_Task to complete_.
Extract and list every line that contains the word "Information".

[Collected data entries]

** Begin **

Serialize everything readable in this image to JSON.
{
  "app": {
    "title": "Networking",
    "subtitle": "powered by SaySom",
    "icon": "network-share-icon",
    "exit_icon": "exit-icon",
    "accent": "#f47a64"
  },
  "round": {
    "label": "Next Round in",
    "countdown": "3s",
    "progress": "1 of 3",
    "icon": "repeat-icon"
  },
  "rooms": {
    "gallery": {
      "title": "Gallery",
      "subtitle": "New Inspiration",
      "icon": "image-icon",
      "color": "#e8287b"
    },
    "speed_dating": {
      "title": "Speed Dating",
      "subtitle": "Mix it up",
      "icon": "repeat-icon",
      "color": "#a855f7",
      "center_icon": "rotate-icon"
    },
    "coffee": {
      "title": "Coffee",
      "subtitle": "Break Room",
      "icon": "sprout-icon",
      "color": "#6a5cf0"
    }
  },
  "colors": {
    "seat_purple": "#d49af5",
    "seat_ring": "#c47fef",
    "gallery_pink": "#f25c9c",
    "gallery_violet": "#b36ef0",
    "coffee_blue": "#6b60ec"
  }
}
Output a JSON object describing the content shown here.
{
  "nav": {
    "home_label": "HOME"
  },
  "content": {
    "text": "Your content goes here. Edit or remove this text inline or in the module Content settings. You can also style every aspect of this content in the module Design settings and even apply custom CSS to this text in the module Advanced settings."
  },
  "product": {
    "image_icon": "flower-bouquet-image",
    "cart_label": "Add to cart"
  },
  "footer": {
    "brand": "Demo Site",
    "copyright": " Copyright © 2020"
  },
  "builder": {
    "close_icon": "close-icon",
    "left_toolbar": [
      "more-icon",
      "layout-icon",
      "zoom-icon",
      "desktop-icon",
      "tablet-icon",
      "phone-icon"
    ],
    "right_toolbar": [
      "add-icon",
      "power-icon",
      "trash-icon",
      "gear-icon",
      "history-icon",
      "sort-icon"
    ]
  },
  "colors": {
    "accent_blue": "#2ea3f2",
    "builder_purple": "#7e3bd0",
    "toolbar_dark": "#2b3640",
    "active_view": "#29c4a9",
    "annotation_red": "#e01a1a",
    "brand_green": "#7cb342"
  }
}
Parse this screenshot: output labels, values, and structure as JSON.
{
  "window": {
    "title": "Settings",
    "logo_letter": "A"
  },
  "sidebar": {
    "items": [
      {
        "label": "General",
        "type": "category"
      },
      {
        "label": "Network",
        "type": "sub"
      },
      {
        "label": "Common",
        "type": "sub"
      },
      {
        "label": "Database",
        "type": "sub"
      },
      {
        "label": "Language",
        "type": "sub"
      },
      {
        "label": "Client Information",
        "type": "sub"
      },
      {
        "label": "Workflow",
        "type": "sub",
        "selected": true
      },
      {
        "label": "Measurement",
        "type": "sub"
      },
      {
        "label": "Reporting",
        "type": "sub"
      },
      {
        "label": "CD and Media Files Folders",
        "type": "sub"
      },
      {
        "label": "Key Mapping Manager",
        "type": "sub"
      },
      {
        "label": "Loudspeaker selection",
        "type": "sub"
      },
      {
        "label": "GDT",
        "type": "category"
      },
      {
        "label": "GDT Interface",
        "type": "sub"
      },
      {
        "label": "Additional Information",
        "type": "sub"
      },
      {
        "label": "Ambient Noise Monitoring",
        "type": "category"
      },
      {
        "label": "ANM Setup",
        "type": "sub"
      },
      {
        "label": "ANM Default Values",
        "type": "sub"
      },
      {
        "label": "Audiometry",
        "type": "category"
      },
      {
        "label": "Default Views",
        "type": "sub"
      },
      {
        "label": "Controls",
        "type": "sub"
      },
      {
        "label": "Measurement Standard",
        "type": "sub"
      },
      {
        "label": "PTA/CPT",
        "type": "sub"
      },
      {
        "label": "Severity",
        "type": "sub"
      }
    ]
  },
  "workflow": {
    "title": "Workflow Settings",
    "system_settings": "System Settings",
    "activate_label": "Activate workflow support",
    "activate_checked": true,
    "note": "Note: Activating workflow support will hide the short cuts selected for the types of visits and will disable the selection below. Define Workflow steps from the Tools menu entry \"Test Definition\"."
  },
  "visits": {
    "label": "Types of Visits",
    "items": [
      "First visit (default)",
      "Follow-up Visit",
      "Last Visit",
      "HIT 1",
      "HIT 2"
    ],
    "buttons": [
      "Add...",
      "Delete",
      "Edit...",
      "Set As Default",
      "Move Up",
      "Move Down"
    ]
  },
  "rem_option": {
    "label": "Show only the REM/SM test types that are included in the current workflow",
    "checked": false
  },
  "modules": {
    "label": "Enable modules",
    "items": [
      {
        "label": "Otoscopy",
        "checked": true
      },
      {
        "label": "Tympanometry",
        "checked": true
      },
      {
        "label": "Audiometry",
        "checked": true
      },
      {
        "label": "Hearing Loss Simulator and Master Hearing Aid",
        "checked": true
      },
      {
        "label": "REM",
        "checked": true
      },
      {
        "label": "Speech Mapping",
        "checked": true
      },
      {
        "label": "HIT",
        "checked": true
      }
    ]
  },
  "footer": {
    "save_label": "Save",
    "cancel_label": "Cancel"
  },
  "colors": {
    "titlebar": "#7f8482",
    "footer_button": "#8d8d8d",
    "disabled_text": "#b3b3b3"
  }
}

** End **

_Answer in full_.
        "label": "Client Information",
        "label": "Additional Information",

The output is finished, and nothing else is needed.